**Job:** Lift every line from the entries that includes the word "точки".

(Collected data)

************

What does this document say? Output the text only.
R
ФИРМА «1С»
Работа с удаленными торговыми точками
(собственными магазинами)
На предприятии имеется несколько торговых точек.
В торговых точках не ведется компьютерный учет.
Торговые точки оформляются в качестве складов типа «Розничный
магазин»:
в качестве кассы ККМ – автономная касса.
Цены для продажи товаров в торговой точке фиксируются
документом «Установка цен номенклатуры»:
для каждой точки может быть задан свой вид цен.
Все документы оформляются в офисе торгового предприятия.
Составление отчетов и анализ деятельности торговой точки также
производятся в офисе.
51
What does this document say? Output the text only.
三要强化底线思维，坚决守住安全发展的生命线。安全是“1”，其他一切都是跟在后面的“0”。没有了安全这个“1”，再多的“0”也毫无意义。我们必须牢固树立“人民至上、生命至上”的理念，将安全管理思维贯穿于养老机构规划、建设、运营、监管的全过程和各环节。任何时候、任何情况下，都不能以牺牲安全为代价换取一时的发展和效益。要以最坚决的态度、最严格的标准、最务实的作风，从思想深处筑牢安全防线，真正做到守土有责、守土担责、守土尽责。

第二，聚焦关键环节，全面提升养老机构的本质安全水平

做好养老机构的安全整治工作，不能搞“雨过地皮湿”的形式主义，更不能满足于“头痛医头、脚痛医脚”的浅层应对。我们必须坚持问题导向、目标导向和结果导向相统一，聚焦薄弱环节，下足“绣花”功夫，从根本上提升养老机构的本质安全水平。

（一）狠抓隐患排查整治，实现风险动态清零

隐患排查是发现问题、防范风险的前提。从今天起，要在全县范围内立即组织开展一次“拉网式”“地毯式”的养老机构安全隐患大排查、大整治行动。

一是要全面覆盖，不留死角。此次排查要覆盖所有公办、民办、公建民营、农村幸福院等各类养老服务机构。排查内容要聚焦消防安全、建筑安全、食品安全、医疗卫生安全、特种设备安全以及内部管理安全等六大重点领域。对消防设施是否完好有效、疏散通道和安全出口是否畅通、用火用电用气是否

************

**Solution for this task:**
Торговые точки оформляются в качестве складов типа «Розничный
для каждой точки может быть задан свой вид цен.
Составление отчетов и анализ деятельности торговой точки также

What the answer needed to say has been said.